Where a line of the listing below includes the word "Purchase", reproduce that line.

********

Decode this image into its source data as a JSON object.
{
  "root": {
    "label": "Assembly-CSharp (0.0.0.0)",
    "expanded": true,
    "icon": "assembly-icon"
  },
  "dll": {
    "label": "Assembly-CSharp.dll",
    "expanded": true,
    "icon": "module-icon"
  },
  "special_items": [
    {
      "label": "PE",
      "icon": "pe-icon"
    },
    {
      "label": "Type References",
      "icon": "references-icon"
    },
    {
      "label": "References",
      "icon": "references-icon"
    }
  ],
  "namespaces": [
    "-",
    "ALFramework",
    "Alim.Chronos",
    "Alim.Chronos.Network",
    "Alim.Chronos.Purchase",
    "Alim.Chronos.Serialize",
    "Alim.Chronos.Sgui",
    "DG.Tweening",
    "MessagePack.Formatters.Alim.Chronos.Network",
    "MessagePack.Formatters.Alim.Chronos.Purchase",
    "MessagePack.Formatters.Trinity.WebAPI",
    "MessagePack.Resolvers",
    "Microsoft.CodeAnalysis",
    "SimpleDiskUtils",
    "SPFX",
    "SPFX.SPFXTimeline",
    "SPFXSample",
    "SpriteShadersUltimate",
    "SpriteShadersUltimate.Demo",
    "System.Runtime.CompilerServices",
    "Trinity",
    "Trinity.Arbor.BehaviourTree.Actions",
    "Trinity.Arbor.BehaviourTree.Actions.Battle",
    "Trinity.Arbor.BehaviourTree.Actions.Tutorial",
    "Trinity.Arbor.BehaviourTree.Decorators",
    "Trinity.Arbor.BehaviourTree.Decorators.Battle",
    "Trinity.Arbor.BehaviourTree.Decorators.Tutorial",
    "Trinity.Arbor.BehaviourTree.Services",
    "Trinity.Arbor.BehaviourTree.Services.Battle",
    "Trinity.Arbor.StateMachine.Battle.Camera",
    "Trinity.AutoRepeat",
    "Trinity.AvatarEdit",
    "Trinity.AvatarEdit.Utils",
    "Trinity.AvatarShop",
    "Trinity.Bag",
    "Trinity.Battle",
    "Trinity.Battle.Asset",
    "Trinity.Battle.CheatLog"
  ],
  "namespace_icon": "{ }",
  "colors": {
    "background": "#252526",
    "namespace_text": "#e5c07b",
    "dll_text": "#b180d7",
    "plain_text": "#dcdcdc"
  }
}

********

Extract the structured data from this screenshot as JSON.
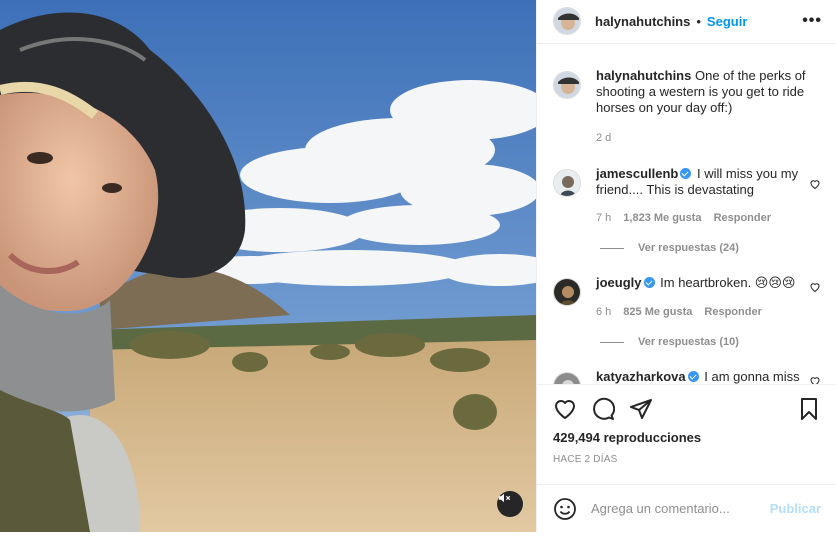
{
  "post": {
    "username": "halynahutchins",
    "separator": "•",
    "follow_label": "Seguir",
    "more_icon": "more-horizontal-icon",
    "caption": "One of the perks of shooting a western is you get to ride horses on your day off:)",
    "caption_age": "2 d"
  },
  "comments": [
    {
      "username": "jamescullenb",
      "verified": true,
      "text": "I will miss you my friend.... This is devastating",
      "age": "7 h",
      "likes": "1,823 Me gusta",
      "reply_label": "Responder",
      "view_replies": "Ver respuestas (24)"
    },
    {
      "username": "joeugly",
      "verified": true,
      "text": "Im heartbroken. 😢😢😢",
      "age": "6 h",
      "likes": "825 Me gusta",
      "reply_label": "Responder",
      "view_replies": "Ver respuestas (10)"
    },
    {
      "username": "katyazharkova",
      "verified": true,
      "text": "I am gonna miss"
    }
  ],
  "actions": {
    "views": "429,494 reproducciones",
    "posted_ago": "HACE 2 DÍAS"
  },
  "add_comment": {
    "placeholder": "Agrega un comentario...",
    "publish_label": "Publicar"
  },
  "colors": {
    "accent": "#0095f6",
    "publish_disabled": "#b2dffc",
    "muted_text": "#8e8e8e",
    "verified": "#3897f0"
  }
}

********

### THE RESPONSE
    "Alim.Chronos.Purchase",
    "MessagePack.Formatters.Alim.Chronos.Purchase",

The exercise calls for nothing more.